▶ [TASK DIRECTIONS] Do not copy the pictures; transcribe all other material exactly.

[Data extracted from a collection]
__________________________________________________

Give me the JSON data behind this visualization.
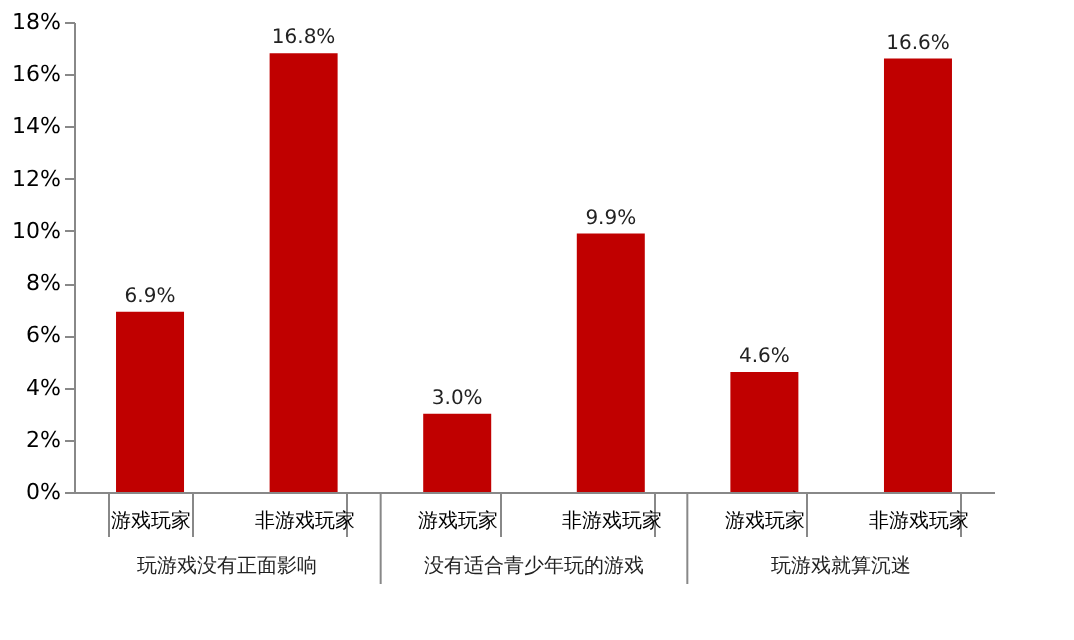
{
  "chart_data": {
    "type": "bar",
    "categories": [
      "游戏玩家",
      "非游戏玩家",
      "游戏玩家",
      "非游戏玩家",
      "游戏玩家",
      "非游戏玩家"
    ],
    "values": [
      6.9,
      16.8,
      3.0,
      9.9,
      4.6,
      16.6
    ],
    "value_labels": [
      "6.9%",
      "16.8%",
      "3.0%",
      "9.9%",
      "4.6%",
      "16.6%"
    ],
    "color": "#c00000",
    "ylim": [
      0,
      18
    ],
    "yticks": [
      {
        "value": 0,
        "label": "0%"
      },
      {
        "value": 2,
        "label": "2%"
      },
      {
        "value": 4,
        "label": "4%"
      },
      {
        "value": 6,
        "label": "6%"
      },
      {
        "value": 8,
        "label": "8%"
      },
      {
        "value": 10,
        "label": "10%"
      },
      {
        "value": 12,
        "label": "12%"
      },
      {
        "value": 14,
        "label": "14%"
      },
      {
        "value": 16,
        "label": "16%"
      },
      {
        "value": 18,
        "label": "18%"
      }
    ],
    "annotations": [
      "玩游戏没有正面影响",
      "没有适合青少年玩的游戏",
      "玩游戏就算沉迷"
    ],
    "grid": false
  }
}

__________________________________________________

▶ [WORKED ANSWER]
Give me the JSON data behind this visualization.
{
  "chart_data": {
    "type": "bar",
    "categories": [
      "游戏玩家",
      "非游戏玩家",
      "游戏玩家",
      "非游戏玩家",
      "游戏玩家",
      "非游戏玩家"
    ],
    "values": [
      6.9,
      16.8,
      3.0,
      9.9,
      4.6,
      16.6
    ],
    "value_labels": [
      "6.9%",
      "16.8%",
      "3.0%",
      "9.9%",
      "4.6%",
      "16.6%"
    ],
    "color": "#c00000",
    "ylim": [
      0,
      18
    ],
    "yticks": [
      {
        "value": 0,
        "label": "0%"
      },
      {
        "value": 2,
        "label": "2%"
      },
      {
        "value": 4,
        "label": "4%"
      },
      {
        "value": 6,
        "label": "6%"
      },
      {
        "value": 8,
        "label": "8%"
      },
      {
        "value": 10,
        "label": "10%"
      },
      {
        "value": 12,
        "label": "12%"
      },
      {
        "value": 14,
        "label": "14%"
      },
      {
        "value": 16,
        "label": "16%"
      },
      {
        "value": 18,
        "label": "18%"
      }
    ],
    "annotations": [
      "玩游戏没有正面影响",
      "没有适合青少年玩的游戏",
      "玩游戏就算沉迷"
    ],
    "grid": false
  }
}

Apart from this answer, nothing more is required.